### WORK REQUIRED
For the records that follow, return only the count of lines containing the string "border".

========================================

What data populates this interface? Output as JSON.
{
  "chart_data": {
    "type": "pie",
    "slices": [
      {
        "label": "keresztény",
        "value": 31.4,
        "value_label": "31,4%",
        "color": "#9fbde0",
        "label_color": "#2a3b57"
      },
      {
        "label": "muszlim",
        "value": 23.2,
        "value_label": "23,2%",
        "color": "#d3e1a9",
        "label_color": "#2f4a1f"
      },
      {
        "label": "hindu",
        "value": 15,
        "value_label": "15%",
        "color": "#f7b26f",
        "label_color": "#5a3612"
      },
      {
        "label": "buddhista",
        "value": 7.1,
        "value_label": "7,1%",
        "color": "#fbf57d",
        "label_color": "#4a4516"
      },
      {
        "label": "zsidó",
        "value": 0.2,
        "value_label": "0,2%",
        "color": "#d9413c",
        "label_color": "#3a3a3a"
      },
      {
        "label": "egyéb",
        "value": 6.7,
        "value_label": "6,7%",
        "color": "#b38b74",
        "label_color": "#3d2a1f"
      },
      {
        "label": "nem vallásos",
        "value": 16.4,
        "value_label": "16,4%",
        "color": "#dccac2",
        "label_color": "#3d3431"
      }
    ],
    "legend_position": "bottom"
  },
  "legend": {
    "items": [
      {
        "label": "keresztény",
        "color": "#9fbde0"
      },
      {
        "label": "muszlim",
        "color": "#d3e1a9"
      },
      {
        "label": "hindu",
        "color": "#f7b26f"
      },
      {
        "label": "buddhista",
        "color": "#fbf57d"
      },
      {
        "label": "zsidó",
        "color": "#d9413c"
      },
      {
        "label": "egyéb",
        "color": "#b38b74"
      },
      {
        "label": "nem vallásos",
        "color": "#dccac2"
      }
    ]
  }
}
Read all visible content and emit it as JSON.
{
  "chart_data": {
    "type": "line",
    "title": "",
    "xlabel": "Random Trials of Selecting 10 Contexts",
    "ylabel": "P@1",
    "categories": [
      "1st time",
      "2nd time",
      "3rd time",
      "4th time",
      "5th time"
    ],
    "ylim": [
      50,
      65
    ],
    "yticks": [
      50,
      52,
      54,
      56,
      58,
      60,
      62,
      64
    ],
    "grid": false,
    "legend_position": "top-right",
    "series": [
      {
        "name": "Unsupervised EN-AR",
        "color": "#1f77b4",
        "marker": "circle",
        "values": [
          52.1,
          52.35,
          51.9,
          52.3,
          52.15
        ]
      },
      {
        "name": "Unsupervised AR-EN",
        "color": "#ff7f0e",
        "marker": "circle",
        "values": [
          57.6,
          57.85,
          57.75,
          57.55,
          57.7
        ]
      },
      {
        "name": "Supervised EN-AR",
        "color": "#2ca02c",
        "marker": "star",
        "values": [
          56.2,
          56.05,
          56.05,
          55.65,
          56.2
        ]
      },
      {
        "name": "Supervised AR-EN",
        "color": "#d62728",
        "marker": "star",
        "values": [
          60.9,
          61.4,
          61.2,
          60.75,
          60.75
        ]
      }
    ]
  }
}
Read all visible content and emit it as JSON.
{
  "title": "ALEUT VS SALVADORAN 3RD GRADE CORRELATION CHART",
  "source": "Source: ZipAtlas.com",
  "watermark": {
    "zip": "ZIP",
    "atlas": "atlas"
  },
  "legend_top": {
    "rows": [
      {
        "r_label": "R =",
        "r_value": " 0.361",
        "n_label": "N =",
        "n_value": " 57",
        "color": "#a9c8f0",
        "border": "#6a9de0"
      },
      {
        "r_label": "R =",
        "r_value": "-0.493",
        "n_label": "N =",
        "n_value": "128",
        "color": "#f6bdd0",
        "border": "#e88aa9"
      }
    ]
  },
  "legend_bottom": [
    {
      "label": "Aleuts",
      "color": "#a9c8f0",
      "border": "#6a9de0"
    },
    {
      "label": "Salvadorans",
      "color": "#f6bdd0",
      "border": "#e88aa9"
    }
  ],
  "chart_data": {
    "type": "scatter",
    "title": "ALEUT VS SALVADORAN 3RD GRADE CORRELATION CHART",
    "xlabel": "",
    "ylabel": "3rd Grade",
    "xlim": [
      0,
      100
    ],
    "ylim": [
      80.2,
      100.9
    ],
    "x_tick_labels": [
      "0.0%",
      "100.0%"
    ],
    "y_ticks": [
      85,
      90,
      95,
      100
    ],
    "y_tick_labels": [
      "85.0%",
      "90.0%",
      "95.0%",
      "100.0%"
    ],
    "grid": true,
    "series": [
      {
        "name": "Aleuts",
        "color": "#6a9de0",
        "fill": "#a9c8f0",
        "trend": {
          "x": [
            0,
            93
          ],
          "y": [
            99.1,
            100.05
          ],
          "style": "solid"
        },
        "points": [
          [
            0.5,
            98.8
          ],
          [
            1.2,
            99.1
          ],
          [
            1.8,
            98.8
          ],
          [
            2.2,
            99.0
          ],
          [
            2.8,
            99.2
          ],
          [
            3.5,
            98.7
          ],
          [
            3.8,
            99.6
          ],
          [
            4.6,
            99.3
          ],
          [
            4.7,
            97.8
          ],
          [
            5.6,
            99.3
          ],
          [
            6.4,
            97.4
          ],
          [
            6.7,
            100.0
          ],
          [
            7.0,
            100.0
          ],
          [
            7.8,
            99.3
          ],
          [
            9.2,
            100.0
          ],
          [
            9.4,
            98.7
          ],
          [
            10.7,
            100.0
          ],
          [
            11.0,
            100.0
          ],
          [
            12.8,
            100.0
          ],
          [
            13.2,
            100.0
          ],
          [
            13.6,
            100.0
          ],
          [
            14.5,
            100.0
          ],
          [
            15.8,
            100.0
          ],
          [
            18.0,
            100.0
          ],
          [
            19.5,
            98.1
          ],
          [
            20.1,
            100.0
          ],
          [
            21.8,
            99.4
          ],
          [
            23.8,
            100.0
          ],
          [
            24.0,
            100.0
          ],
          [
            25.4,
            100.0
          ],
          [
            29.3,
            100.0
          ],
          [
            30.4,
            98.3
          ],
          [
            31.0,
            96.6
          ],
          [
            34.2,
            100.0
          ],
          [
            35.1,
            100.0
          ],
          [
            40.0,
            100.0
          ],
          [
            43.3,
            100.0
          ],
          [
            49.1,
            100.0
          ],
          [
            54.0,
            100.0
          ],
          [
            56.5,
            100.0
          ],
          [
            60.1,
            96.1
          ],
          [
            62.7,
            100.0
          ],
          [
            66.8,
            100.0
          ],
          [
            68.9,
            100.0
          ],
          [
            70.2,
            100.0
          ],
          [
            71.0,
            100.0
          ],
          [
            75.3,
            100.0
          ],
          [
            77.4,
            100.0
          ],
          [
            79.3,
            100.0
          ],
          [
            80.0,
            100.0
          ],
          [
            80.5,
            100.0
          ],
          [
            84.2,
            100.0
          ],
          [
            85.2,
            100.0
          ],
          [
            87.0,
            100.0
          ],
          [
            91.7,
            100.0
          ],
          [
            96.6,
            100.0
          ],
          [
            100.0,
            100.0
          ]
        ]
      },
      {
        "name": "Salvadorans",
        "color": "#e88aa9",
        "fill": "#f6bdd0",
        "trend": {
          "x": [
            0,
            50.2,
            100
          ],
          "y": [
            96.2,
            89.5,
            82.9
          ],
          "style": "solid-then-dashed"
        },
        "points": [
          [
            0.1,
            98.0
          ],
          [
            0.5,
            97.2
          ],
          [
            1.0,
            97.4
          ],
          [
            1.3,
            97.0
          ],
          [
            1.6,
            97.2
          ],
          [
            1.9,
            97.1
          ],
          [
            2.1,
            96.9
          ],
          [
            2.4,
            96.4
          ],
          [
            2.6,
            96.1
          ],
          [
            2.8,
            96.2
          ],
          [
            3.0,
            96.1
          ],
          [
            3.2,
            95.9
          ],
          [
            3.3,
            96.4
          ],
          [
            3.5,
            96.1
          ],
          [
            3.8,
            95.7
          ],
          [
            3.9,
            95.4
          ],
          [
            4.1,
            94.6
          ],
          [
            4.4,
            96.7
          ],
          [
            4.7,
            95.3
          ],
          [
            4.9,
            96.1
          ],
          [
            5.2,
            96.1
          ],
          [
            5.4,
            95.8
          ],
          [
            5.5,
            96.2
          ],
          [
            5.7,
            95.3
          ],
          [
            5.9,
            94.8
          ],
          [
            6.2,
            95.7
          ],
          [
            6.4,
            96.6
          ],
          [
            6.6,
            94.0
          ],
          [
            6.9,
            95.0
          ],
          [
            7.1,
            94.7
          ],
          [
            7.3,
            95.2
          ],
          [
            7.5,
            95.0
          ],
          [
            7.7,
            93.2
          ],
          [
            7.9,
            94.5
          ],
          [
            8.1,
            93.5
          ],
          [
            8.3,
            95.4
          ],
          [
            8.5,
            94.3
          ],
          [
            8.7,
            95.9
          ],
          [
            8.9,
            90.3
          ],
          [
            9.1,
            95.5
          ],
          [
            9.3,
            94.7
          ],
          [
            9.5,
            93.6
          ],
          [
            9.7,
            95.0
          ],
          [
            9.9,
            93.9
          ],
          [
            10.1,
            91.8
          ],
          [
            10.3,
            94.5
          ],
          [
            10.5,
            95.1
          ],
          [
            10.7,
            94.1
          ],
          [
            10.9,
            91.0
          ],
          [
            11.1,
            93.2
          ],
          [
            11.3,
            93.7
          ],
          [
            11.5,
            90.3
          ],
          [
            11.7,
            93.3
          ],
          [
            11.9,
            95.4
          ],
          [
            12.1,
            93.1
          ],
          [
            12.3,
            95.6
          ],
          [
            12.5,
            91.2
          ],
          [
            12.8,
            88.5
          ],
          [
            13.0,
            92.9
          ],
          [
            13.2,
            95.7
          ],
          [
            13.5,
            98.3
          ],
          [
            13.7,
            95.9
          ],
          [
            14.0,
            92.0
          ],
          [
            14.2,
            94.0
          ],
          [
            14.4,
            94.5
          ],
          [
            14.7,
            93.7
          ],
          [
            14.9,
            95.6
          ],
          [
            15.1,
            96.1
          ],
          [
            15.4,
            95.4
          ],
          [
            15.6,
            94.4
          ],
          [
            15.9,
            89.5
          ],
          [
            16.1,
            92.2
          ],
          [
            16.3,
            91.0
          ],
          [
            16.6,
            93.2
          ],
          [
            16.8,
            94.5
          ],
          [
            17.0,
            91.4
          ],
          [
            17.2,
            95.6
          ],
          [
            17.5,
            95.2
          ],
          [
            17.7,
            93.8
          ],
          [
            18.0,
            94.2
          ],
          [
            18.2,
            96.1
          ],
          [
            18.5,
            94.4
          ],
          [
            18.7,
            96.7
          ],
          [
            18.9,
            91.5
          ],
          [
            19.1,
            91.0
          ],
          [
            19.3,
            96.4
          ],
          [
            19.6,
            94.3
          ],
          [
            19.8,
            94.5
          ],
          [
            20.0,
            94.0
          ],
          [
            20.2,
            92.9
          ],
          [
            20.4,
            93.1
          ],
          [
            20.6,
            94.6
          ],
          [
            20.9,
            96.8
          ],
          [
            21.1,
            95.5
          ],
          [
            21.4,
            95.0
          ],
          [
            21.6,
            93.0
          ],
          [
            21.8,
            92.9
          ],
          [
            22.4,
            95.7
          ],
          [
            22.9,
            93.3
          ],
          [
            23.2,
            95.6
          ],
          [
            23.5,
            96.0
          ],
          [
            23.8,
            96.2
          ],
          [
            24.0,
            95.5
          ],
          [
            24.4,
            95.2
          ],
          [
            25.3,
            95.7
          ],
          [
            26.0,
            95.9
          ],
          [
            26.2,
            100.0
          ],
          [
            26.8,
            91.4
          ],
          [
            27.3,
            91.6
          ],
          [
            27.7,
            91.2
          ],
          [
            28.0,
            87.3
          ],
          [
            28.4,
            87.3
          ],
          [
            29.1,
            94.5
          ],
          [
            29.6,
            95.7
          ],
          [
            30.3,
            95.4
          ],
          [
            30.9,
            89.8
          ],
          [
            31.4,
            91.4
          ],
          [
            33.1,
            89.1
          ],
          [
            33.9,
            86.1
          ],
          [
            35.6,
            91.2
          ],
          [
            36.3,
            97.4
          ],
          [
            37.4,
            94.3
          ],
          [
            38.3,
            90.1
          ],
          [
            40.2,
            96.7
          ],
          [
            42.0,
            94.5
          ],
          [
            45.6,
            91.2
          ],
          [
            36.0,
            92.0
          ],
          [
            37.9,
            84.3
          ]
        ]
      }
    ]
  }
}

========================================

### COMPLETED EXERCISE
4